Task description ::
Filter the lines below, copying only those with the string "ratios".

Records to process ::
== == ==
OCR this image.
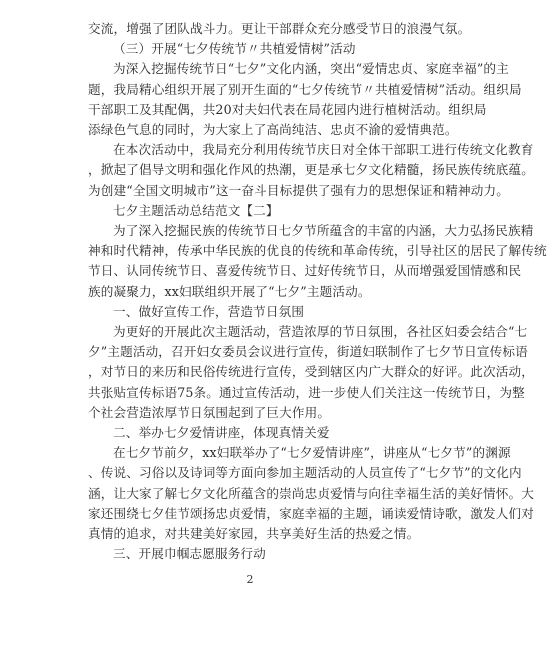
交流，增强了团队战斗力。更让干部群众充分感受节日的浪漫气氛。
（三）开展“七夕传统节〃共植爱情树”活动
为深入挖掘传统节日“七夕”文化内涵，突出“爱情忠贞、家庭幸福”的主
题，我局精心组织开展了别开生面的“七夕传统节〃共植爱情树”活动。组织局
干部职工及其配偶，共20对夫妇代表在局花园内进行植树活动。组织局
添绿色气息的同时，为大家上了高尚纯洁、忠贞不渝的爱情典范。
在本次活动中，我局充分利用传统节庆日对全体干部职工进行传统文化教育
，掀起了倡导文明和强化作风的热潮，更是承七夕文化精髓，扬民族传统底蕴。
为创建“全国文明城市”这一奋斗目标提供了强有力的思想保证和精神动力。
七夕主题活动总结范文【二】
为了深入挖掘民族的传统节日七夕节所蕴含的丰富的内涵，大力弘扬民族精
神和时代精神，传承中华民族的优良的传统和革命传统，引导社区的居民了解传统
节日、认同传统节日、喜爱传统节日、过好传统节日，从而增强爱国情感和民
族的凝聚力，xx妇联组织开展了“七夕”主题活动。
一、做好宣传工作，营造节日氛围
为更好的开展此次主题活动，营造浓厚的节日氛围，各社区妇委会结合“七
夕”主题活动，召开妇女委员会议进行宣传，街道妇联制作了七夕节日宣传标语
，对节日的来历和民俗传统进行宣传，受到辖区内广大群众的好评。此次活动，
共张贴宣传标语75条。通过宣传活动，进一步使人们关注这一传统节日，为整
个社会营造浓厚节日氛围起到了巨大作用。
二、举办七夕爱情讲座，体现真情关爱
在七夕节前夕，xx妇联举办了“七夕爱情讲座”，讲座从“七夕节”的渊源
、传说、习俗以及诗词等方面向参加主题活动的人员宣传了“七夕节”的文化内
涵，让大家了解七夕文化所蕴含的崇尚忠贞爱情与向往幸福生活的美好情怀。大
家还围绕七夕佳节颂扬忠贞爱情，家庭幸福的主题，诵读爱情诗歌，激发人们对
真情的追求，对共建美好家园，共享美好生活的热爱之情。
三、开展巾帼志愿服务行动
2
== == ==
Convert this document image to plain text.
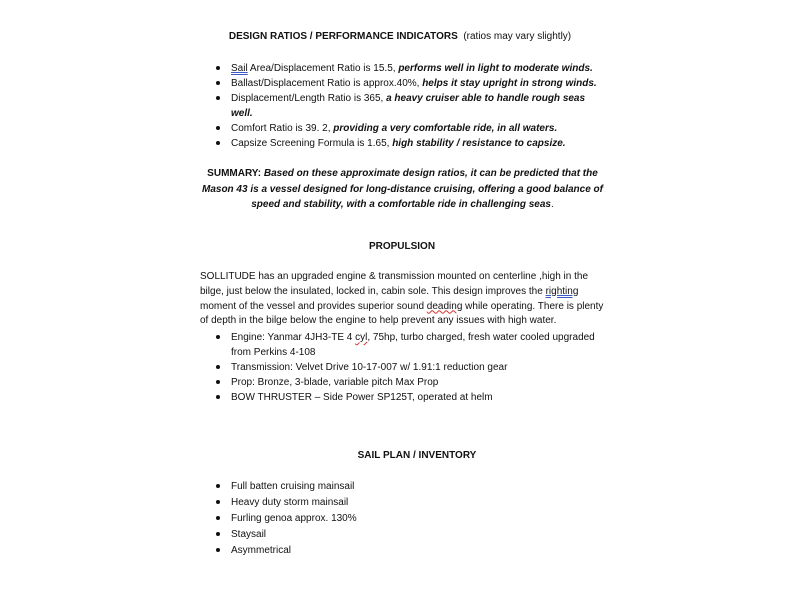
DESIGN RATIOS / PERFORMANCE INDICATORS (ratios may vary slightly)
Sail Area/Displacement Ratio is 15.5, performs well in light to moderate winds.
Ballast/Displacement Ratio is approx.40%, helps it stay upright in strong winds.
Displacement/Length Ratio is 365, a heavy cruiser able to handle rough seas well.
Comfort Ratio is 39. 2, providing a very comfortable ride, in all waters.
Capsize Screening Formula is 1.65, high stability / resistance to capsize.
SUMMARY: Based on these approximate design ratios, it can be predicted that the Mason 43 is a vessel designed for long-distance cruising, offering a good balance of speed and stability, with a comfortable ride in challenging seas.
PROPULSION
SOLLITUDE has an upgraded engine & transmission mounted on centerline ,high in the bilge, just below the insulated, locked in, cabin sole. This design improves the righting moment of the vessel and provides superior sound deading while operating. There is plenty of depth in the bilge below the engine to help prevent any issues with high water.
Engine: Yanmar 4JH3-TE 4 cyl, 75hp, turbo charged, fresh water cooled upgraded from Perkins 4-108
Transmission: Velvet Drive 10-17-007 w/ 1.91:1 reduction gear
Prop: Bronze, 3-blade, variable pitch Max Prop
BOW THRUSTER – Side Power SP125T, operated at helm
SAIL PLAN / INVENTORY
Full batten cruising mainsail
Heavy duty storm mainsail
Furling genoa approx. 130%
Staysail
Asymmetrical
== == ==
Reply to the exercise ::
DESIGN RATIOS / PERFORMANCE INDICATORS (ratios may vary slightly)
SUMMARY: Based on these approximate design ratios, it can be predicted that the Mason 43 is a vessel designed for long-distance cruising, offering a good balance of speed and stability, with a comfortable ride in challenging seas.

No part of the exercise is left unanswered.